* **TASK PROMPT**
Collect every line that includes the string "manufactures".

--- begin THE DATA ---

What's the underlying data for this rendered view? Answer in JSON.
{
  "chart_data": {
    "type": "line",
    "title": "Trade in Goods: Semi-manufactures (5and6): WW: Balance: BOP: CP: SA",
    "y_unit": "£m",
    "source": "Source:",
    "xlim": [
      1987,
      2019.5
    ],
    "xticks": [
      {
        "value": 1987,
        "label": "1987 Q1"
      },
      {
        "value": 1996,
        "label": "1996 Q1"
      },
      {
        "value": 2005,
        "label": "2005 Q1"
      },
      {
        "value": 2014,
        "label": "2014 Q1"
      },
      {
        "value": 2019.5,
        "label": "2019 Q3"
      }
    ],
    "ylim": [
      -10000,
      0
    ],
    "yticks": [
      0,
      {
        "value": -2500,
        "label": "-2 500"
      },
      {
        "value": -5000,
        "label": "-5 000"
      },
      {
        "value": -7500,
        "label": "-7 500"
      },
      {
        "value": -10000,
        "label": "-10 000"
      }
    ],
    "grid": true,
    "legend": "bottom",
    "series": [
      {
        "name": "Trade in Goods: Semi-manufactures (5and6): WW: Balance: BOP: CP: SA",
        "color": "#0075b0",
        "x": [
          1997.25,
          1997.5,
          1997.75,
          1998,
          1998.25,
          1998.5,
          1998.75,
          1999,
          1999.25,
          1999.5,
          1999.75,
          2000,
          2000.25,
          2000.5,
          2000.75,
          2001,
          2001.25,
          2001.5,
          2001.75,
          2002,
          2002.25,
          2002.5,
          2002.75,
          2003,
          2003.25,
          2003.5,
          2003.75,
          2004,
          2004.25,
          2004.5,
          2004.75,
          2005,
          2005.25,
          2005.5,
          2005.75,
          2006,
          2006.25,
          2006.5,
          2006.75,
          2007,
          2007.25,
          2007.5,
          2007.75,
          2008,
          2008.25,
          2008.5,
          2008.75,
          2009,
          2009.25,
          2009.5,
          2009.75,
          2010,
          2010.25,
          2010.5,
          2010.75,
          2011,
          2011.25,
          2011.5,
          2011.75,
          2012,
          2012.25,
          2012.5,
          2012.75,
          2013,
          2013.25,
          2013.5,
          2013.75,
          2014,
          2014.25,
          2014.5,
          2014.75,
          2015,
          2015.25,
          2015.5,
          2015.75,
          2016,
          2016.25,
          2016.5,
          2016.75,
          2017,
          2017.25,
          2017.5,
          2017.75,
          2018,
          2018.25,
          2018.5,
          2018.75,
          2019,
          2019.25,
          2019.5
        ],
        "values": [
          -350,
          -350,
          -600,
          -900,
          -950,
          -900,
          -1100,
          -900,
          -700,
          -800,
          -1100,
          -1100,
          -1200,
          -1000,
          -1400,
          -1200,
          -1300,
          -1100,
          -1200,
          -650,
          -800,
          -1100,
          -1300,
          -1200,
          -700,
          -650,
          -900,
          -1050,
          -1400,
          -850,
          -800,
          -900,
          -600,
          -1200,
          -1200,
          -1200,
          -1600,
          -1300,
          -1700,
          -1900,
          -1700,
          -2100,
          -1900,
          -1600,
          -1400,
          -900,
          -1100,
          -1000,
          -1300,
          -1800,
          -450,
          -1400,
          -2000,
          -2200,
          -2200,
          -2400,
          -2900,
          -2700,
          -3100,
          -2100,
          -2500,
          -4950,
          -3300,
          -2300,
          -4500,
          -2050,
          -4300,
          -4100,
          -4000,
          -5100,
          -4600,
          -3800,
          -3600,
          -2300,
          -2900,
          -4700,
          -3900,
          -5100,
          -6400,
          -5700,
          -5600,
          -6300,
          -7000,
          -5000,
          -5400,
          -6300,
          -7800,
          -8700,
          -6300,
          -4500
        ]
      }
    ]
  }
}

--- end THE DATA ---

* **ANSWER TO THIS EXERCISE**
    "title": "Trade in Goods: Semi-manufactures (5and6): WW: Balance: BOP: CP: SA",
        "name": "Trade in Goods: Semi-manufactures (5and6): WW: Balance: BOP: CP: SA",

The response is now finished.